(LISTED RECORDS):
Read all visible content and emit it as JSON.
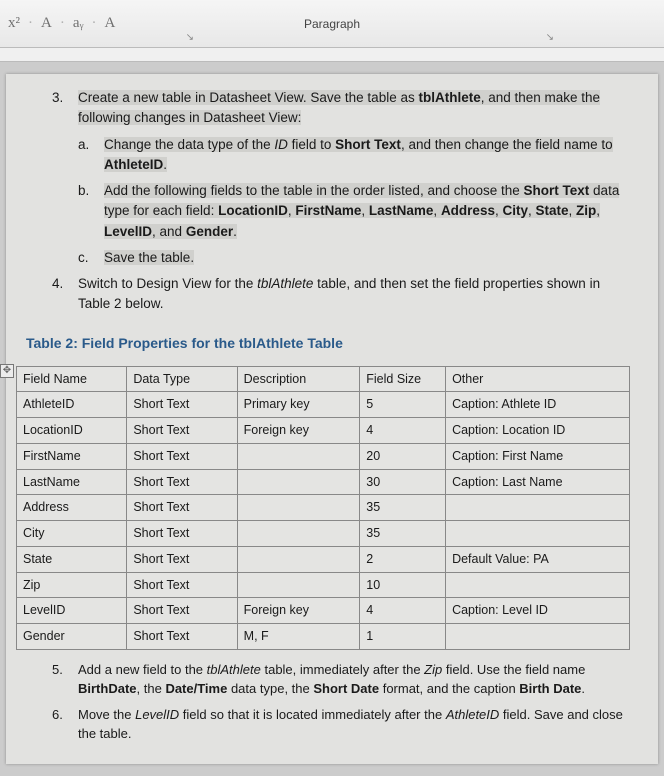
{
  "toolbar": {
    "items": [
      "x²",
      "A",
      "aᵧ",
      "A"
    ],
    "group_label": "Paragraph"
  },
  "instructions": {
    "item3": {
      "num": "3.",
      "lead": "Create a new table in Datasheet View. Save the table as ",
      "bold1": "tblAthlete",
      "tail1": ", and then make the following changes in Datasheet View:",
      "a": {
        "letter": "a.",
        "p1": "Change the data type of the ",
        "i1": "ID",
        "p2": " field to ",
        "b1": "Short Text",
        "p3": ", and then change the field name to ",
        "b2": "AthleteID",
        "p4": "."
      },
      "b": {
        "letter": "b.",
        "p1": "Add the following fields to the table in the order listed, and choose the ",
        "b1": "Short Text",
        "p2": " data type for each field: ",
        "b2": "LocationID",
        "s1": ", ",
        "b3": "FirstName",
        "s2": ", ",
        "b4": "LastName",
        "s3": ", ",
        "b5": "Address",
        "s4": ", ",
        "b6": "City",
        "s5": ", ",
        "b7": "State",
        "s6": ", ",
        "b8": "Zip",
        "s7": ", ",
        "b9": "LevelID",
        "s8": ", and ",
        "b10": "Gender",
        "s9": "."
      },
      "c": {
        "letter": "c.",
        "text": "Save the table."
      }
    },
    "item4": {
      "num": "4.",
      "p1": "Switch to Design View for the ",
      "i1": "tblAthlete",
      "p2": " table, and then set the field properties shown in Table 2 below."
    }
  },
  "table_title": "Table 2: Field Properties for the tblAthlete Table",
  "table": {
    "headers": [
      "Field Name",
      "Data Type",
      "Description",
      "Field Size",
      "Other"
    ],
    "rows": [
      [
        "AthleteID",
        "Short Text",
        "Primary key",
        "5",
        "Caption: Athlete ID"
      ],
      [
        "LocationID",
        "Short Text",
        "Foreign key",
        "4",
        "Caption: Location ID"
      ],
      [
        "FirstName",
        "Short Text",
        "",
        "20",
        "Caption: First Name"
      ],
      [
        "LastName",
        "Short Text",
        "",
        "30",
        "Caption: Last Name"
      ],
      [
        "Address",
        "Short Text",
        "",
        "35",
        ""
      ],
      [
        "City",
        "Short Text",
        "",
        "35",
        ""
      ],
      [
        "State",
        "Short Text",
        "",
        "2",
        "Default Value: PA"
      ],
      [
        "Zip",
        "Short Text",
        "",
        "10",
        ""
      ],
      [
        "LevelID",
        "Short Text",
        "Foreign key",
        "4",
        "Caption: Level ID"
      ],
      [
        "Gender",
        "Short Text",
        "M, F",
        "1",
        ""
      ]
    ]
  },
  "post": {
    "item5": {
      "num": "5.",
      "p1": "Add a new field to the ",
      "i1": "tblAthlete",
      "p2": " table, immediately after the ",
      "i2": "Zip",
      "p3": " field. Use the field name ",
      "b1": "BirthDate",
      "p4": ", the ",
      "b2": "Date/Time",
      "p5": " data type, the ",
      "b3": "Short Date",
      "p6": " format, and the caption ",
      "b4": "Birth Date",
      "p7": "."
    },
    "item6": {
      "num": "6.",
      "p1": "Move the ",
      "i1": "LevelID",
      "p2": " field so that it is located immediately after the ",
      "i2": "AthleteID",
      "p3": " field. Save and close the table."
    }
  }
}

* * *

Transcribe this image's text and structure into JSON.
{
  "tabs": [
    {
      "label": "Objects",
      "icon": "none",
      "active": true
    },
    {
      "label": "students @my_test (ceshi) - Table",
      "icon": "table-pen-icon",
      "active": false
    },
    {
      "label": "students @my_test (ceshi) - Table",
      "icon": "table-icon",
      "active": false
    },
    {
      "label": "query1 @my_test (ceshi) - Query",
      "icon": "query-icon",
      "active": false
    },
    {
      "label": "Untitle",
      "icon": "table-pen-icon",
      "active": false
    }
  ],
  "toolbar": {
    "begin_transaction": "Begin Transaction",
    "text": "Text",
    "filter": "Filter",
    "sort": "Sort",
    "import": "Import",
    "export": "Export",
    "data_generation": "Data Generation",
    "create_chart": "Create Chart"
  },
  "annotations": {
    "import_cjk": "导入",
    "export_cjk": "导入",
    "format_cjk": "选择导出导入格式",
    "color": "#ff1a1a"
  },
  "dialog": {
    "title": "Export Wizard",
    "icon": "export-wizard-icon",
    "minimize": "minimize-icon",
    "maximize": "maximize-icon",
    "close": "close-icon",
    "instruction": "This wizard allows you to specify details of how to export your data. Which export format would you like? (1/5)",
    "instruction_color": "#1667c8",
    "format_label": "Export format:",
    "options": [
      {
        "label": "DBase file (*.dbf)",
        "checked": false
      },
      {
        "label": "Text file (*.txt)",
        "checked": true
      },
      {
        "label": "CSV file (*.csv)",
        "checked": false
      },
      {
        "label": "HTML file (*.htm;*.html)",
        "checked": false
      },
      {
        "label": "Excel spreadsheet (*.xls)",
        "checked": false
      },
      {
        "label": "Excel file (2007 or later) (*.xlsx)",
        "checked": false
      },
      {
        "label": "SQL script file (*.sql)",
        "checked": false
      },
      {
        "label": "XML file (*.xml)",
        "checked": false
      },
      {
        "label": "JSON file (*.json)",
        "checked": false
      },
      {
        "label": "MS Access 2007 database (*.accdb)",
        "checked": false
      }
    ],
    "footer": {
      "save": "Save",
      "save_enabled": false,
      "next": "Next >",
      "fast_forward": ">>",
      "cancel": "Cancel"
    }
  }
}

(GIVEN INSTRUCTION):
Where a line of the data holds "Datasheet", show that line.

(FINAL RESULT):
      "lead": "Create a new table in Datasheet View. Save the table as ",
      "tail1": ", and then make the following changes in Datasheet View:",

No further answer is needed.